>> start Information shown

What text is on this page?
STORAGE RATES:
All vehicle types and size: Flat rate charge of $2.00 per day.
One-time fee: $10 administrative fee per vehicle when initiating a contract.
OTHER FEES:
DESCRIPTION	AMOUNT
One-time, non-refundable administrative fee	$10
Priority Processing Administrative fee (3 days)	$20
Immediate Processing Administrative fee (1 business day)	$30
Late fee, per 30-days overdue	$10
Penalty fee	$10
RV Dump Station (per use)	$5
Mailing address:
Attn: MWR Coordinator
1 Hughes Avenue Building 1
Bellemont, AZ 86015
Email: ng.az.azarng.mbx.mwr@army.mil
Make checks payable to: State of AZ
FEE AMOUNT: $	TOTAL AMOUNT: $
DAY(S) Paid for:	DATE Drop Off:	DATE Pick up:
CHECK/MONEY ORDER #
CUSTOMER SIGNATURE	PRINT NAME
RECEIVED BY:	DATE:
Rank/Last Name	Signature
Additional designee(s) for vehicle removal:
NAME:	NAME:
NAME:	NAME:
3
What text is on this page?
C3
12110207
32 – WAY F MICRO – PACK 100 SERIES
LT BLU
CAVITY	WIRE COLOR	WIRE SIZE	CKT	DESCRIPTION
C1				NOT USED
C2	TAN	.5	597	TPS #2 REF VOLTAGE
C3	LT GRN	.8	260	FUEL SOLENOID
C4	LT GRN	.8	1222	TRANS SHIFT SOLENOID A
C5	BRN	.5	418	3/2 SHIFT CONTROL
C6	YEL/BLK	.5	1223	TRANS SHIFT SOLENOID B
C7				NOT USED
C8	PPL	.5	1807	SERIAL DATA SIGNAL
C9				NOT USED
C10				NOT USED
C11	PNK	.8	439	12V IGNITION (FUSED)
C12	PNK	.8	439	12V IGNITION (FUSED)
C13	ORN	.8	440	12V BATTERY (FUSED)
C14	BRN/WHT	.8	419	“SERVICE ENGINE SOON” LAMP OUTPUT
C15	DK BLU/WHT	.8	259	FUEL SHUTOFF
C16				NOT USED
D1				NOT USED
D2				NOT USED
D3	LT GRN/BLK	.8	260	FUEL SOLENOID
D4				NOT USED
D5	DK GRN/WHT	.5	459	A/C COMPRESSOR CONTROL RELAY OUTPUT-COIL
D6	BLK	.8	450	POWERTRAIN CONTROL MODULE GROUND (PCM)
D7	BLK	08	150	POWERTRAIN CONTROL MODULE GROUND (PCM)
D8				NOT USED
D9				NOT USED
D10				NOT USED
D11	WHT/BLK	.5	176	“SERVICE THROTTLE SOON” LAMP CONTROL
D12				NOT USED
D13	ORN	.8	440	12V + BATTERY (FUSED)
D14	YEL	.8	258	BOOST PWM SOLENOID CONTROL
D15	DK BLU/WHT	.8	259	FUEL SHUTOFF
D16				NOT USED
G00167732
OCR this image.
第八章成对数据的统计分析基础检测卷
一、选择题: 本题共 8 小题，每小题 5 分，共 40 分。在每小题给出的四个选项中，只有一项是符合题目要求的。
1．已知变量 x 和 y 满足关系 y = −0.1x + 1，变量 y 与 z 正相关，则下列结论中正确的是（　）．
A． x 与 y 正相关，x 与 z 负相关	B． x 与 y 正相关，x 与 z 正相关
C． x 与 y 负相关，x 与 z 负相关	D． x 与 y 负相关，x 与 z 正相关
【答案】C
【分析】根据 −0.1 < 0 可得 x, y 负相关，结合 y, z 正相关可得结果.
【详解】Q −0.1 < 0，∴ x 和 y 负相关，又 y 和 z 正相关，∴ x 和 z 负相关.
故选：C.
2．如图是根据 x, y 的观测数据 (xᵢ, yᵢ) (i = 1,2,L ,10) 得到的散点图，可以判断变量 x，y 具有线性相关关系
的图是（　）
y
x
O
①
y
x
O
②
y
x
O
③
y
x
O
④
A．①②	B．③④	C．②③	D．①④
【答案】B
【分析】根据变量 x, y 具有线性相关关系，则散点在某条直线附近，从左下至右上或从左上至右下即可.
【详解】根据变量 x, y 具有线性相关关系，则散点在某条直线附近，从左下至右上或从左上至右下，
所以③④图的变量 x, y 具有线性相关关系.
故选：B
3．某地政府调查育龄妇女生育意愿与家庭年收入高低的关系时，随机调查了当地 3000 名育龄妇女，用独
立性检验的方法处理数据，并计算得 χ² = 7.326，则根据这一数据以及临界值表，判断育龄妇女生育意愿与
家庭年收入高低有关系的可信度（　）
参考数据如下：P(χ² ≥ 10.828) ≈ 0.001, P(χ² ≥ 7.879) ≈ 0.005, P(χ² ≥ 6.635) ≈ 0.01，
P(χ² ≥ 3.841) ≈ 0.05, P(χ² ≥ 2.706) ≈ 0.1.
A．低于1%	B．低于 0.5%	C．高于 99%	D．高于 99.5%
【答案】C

>> end Information shown

What you have to do: Return the whole listing exactly, with every line included.

Exercise result:
What text is on this page?
STORAGE RATES:
All vehicle types and size: Flat rate charge of $2.00 per day.
One-time fee: $10 administrative fee per vehicle when initiating a contract.
OTHER FEES:
DESCRIPTION	AMOUNT
One-time, non-refundable administrative fee	$10
Priority Processing Administrative fee (3 days)	$20
Immediate Processing Administrative fee (1 business day)	$30
Late fee, per 30-days overdue	$10
Penalty fee	$10
RV Dump Station (per use)	$5
Mailing address:
Attn: MWR Coordinator
1 Hughes Avenue Building 1
Bellemont, AZ 86015
Email: ng.az.azarng.mbx.mwr@army.mil
Make checks payable to: State of AZ
FEE AMOUNT: $	TOTAL AMOUNT: $
DAY(S) Paid for:	DATE Drop Off:	DATE Pick up:
CHECK/MONEY ORDER #
CUSTOMER SIGNATURE	PRINT NAME
RECEIVED BY:	DATE:
Rank/Last Name	Signature
Additional designee(s) for vehicle removal:
NAME:	NAME:
NAME:	NAME:
3
What text is on this page?
C3
12110207
32 – WAY F MICRO – PACK 100 SERIES
LT BLU
CAVITY	WIRE COLOR	WIRE SIZE	CKT	DESCRIPTION
C1				NOT USED
C2	TAN	.5	597	TPS #2 REF VOLTAGE
C3	LT GRN	.8	260	FUEL SOLENOID
C4	LT GRN	.8	1222	TRANS SHIFT SOLENOID A
C5	BRN	.5	418	3/2 SHIFT CONTROL
C6	YEL/BLK	.5	1223	TRANS SHIFT SOLENOID B
C7				NOT USED
C8	PPL	.5	1807	SERIAL DATA SIGNAL
C9				NOT USED
C10				NOT USED
C11	PNK	.8	439	12V IGNITION (FUSED)
C12	PNK	.8	439	12V IGNITION (FUSED)
C13	ORN	.8	440	12V BATTERY (FUSED)
C14	BRN/WHT	.8	419	“SERVICE ENGINE SOON” LAMP OUTPUT
C15	DK BLU/WHT	.8	259	FUEL SHUTOFF
C16				NOT USED
D1				NOT USED
D2				NOT USED
D3	LT GRN/BLK	.8	260	FUEL SOLENOID
D4				NOT USED
D5	DK GRN/WHT	.5	459	A/C COMPRESSOR CONTROL RELAY OUTPUT-COIL
D6	BLK	.8	450	POWERTRAIN CONTROL MODULE GROUND (PCM)
D7	BLK	08	150	POWERTRAIN CONTROL MODULE GROUND (PCM)
D8				NOT USED
D9				NOT USED
D10				NOT USED
D11	WHT/BLK	.5	176	“SERVICE THROTTLE SOON” LAMP CONTROL
D12				NOT USED
D13	ORN	.8	440	12V + BATTERY (FUSED)
D14	YEL	.8	258	BOOST PWM SOLENOID CONTROL
D15	DK BLU/WHT	.8	259	FUEL SHUTOFF
D16				NOT USED
G00167732
OCR this image.
第八章成对数据的统计分析基础检测卷
一、选择题: 本题共 8 小题，每小题 5 分，共 40 分。在每小题给出的四个选项中，只有一项是符合题目要求的。
1．已知变量 x 和 y 满足关系 y = −0.1x + 1，变量 y 与 z 正相关，则下列结论中正确的是（　）．
A． x 与 y 正相关，x 与 z 负相关	B． x 与 y 正相关，x 与 z 正相关
C． x 与 y 负相关，x 与 z 负相关	D． x 与 y 负相关，x 与 z 正相关
【答案】C
【分析】根据 −0.1 < 0 可得 x, y 负相关，结合 y, z 正相关可得结果.
【详解】Q −0.1 < 0，∴ x 和 y 负相关，又 y 和 z 正相关，∴ x 和 z 负相关.
故选：C.
2．如图是根据 x, y 的观测数据 (xᵢ, yᵢ) (i = 1,2,L ,10) 得到的散点图，可以判断变量 x，y 具有线性相关关系
的图是（　）
y
x
O
①
y
x
O
②
y
x
O
③
y
x
O
④
A．①②	B．③④	C．②③	D．①④
【答案】B
【分析】根据变量 x, y 具有线性相关关系，则散点在某条直线附近，从左下至右上或从左上至右下即可.
【详解】根据变量 x, y 具有线性相关关系，则散点在某条直线附近，从左下至右上或从左上至右下，
所以③④图的变量 x, y 具有线性相关关系.
故选：B
3．某地政府调查育龄妇女生育意愿与家庭年收入高低的关系时，随机调查了当地 3000 名育龄妇女，用独
立性检验的方法处理数据，并计算得 χ² = 7.326，则根据这一数据以及临界值表，判断育龄妇女生育意愿与
家庭年收入高低有关系的可信度（　）
参考数据如下：P(χ² ≥ 10.828) ≈ 0.001, P(χ² ≥ 7.879) ≈ 0.005, P(χ² ≥ 6.635) ≈ 0.01，
P(χ² ≥ 3.841) ≈ 0.05, P(χ² ≥ 2.706) ≈ 0.1.
A．低于1%	B．低于 0.5%	C．高于 99%	D．高于 99.5%
【答案】C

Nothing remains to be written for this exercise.